## START Extract provided

Tuesday, March 26, 2013

The Cyprus deal

Joseph Cotterill digs into the weeds of the actual EU/Cyprus deal in Scratch one stupid idea FT Alphaville 03/25/2013.

Cyprus' two largest banks are the Marfin-Laiki Bank and the Bank of Cyprus (BoC). Laiki is done. It's being closed down and put through a normal "bank resolution" process, which Cotterill sketches here. Its bad loans will go into a "bad bank" to be resolved, meaning that some will be written off, some given a "haircut" to reduce the principal, others renegotiated, some paid off under the original terms. The healthy pieces of the bank will go to BoC.

The deal between Cyprus and the Troika (EU, ECB, IMF) also provides €10 billion to Cyprus for its public budget. It will be in the form of debt, which will put Cyprus into the same kind of trap in which Greece has found itself since 2009.

Angela "Attila 3" Merkel and German Finance Minister Wolfgang Schäuble lay waste to Cyprus in this 20.03.2013 cartoon by Yanis Iaonnou

Yanis Varoufakis gives his own summary in The Good, the Bad and the Extremely Ugly (aspects of the Cyprus deal) 03/25/2013. Among the "good" aspects he includes:

The new deal treats different banks differently, as it ought to. The earlier Eurogroup decision imposed blanket haircuts on all accounts irrespectively of the bank’s bottom line. At least now uninsured deposits will be haircut in proportion to the size of the bank’s black hole, thus restoring a degree of private responsibility on the part of depositors viz. their choice of banker.
There are a lot of details of the deal still to be finalized. Varoufakis calls attention to these two:

  • The transfer of €9 billion of ELA money from winding down of Marfin-Laiki to the Bank of Cyprus – it flies in the face of basic banking resolution principles, reflecting the ECB’s Taliban-like defence of what it considers to be its 'realm'.
  • Capital controls have been touted, even though it is not clear how they will be implemented, creating a second-tier euro: Cypriot euros that are no longer exportable (nb. Imagine Vermont dollars that cannot be taken out of Vermont: a logical travesty within a currency union)

## END Extract provided
## START Provided material

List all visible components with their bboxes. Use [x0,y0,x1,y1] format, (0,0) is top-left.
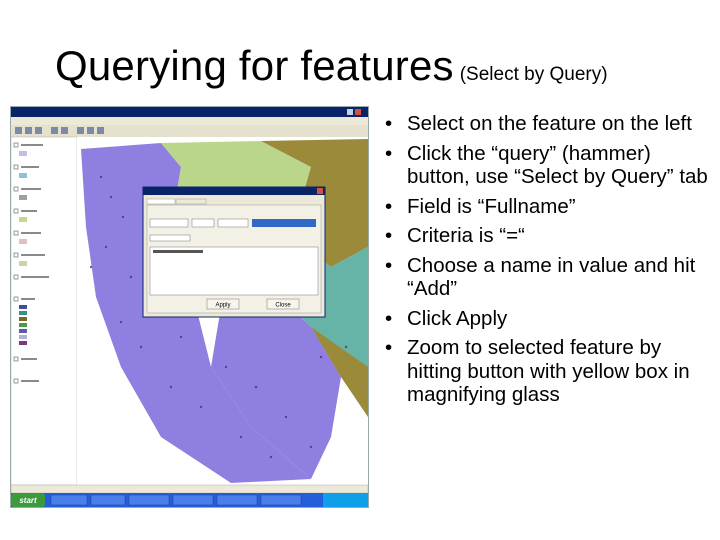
query-expression-text [153,250,203,253]
operators-box [149,234,191,242]
window-title-bar [11,107,368,117]
close-button-label: Close [275,303,291,309]
dialog-title-bar [143,187,325,195]
value-input [217,218,249,228]
start-button-label: start [19,496,37,505]
bullet-item: • Click the “query” (hammer) button, use … [385,141,708,189]
maximize-icon [347,109,353,115]
bullet-item: • Field is “Fullname” [385,194,576,218]
slide-title-sub: (Select by Query) [459,64,608,85]
menu-bar [11,117,368,125]
close-icon [355,109,361,115]
bullet-text: Field is “Fullname” [407,194,576,218]
bullet-item: • Choose a name in value and hit “Add” [385,253,696,301]
bullet-text: Choose a name in value and hit “Add” [407,253,696,301]
arcgis-screenshot: Apply Close start [10,106,369,508]
bullet-item: • Criteria is “=“ [385,224,525,247]
bullet-text: Criteria is “=“ [407,224,525,247]
slide-title-main: Querying for features [55,42,454,89]
bullet-item: • Zoom to selected feature by hitting but… [385,336,690,406]
dialog-tab-select-by-value [146,198,176,205]
bullet-item: • Click Apply [385,306,508,330]
bullet-item: • Select on the feature on the left [385,112,692,135]
dialog-close-icon [317,188,323,194]
dialog-tab-select-by-query [175,198,207,205]
field-dropdown [149,218,189,228]
apply-button-label: Apply [215,303,230,309]
bullet-text: Click Apply [407,306,508,330]
query-expression-box [149,246,319,296]
system-tray [323,493,368,507]
status-bar [11,484,368,494]
screenshot-drawing: Apply Close start [11,107,368,507]
criteria-dropdown [191,218,215,228]
bullet-text: Zoom to selected feature by hitting butt… [407,336,690,406]
bullet-text: Click the “query” (hammer) button, use “… [407,141,708,189]
value-list-selected [252,219,316,227]
bullet-text: Select on the feature on the left [407,112,692,135]
select-by-query-dialog [142,186,326,318]
slide-title: Querying for features (Select by Query) [55,42,608,90]
bullet-list: • Select on the feature on the left • Clic… [385,112,715,413]
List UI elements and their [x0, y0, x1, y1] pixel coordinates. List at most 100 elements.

## END Provided material

**The tasks**
- A) Return the part of the Cyprus deal post from "Cyprus' two largest" to "will go to BoC.", copied word for word.
- B) Rewrite the lines of the records from the line with "query-expression-text [153,250,203,253]" to the line with "bullet-item: • Criteria", both included, as a JSON list of strings with one string per line and blank lines left out.
The Cyprus deal post and the records have nothing to do with each other.

**Task answers**
- A)
Cyprus' two largest banks are the Marfin-Laiki Bank and the Bank of Cyprus (BoC). Laiki is done. It's being closed down and put through a normal "bank resolution" process, which Cotterill sketches here. Its bad loans will go into a "bad bank" to be resolved, meaning that some will be written off, some given a "haircut" to reduce the principal, others renegotiated, some paid off under the original terms. The healthy pieces of the bank will go to BoC.

- B)
[
  "query-expression-text [153,250,203,253]",
  "operators-box [149,234,191,242]",
  "window-title-bar [11,107,368,117]",
  "close-button-label: Close [275,303,291,309]",
  "dialog-title-bar [143,187,325,195]",
  "value-input [217,218,249,228]",
  "start-button-label: start [19,496,37,505]",
  "bullet-item: • Click the “query” (hammer) button, use … [385,141,708,189]",
  "maximize-icon [347,109,353,115]",
  "bullet-item: • Field is “Fullname” [385,194,576,218]",
  "slide-title-sub: (Select by Query) [459,64,608,85]",
  "menu-bar [11,117,368,125]",
  "close-icon [355,109,361,115]",
  "bullet-text: Field is “Fullname” [407,194,576,218]",
  "bullet-item: • Choose a name in value and hit “Add” [385,253,696,301]",
  "bullet-text: Choose a name in value and hit “Add” [407,253,696,301]",
  "arcgis-screenshot: Apply Close start [10,106,369,508]",
  "bullet-item: • Criteria is “=“ [385,224,525,247]"
]